• **EXERCISE DIRECTIONS**: Output the records exactly. Include every line.

(Data listing)
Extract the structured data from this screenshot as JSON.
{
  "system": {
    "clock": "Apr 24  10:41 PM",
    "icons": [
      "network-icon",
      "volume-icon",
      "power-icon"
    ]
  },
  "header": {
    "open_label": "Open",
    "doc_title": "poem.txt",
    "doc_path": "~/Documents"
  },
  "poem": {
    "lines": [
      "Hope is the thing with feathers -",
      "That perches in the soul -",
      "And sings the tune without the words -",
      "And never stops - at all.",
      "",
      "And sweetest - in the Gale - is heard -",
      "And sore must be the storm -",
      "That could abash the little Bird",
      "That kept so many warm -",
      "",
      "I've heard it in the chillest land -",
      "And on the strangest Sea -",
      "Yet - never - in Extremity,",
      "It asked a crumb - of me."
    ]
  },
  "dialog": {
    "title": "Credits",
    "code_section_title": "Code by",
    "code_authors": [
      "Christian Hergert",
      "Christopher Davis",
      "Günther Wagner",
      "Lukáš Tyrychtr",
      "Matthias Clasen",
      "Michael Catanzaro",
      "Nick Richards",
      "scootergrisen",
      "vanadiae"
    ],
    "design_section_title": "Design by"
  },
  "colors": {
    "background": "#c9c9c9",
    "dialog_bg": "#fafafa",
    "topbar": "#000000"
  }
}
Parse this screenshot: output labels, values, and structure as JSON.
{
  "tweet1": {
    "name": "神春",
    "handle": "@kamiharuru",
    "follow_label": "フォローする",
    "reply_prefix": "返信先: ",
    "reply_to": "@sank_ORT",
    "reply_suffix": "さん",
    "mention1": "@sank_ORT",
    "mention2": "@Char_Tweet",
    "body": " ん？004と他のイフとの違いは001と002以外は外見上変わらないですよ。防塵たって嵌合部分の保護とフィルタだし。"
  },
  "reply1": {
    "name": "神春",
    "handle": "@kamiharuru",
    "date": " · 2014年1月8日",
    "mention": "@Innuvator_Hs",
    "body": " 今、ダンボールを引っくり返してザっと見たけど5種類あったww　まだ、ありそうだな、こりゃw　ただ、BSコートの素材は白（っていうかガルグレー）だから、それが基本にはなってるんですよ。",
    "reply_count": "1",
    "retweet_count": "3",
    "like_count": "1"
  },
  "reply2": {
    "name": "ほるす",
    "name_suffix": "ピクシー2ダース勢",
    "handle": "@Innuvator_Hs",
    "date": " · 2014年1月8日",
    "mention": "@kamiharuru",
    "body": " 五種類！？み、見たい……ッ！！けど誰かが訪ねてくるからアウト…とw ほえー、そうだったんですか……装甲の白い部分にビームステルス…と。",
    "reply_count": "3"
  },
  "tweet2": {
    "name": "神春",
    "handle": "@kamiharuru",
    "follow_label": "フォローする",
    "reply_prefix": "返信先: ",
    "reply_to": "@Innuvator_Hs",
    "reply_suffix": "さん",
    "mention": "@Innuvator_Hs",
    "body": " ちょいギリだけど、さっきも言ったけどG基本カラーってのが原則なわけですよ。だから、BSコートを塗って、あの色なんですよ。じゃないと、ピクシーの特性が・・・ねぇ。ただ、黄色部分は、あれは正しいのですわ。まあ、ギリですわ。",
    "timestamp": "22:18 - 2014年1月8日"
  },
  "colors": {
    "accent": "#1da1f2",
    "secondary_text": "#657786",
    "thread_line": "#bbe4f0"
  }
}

• **CORRECT OUTPUT**:
Extract the structured data from this screenshot as JSON.
{
  "system": {
    "clock": "Apr 24  10:41 PM",
    "icons": [
      "network-icon",
      "volume-icon",
      "power-icon"
    ]
  },
  "header": {
    "open_label": "Open",
    "doc_title": "poem.txt",
    "doc_path": "~/Documents"
  },
  "poem": {
    "lines": [
      "Hope is the thing with feathers -",
      "That perches in the soul -",
      "And sings the tune without the words -",
      "And never stops - at all.",
      "",
      "And sweetest - in the Gale - is heard -",
      "And sore must be the storm -",
      "That could abash the little Bird",
      "That kept so many warm -",
      "",
      "I've heard it in the chillest land -",
      "And on the strangest Sea -",
      "Yet - never - in Extremity,",
      "It asked a crumb - of me."
    ]
  },
  "dialog": {
    "title": "Credits",
    "code_section_title": "Code by",
    "code_authors": [
      "Christian Hergert",
      "Christopher Davis",
      "Günther Wagner",
      "Lukáš Tyrychtr",
      "Matthias Clasen",
      "Michael Catanzaro",
      "Nick Richards",
      "scootergrisen",
      "vanadiae"
    ],
    "design_section_title": "Design by"
  },
  "colors": {
    "background": "#c9c9c9",
    "dialog_bg": "#fafafa",
    "topbar": "#000000"
  }
}
Parse this screenshot: output labels, values, and structure as JSON.
{
  "tweet1": {
    "name": "神春",
    "handle": "@kamiharuru",
    "follow_label": "フォローする",
    "reply_prefix": "返信先: ",
    "reply_to": "@sank_ORT",
    "reply_suffix": "さん",
    "mention1": "@sank_ORT",
    "mention2": "@Char_Tweet",
    "body": " ん？004と他のイフとの違いは001と002以外は外見上変わらないですよ。防塵たって嵌合部分の保護とフィルタだし。"
  },
  "reply1": {
    "name": "神春",
    "handle": "@kamiharuru",
    "date": " · 2014年1月8日",
    "mention": "@Innuvator_Hs",
    "body": " 今、ダンボールを引っくり返してザっと見たけど5種類あったww　まだ、ありそうだな、こりゃw　ただ、BSコートの素材は白（っていうかガルグレー）だから、それが基本にはなってるんですよ。",
    "reply_count": "1",
    "retweet_count": "3",
    "like_count": "1"
  },
  "reply2": {
    "name": "ほるす",
    "name_suffix": "ピクシー2ダース勢",
    "handle": "@Innuvator_Hs",
    "date": " · 2014年1月8日",
    "mention": "@kamiharuru",
    "body": " 五種類！？み、見たい……ッ！！けど誰かが訪ねてくるからアウト…とw ほえー、そうだったんですか……装甲の白い部分にビームステルス…と。",
    "reply_count": "3"
  },
  "tweet2": {
    "name": "神春",
    "handle": "@kamiharuru",
    "follow_label": "フォローする",
    "reply_prefix": "返信先: ",
    "reply_to": "@Innuvator_Hs",
    "reply_suffix": "さん",
    "mention": "@Innuvator_Hs",
    "body": " ちょいギリだけど、さっきも言ったけどG基本カラーってのが原則なわけですよ。だから、BSコートを塗って、あの色なんですよ。じゃないと、ピクシーの特性が・・・ねぇ。ただ、黄色部分は、あれは正しいのですわ。まあ、ギリですわ。",
    "timestamp": "22:18 - 2014年1月8日"
  },
  "colors": {
    "accent": "#1da1f2",
    "secondary_text": "#657786",
    "thread_line": "#bbe4f0"
  }
}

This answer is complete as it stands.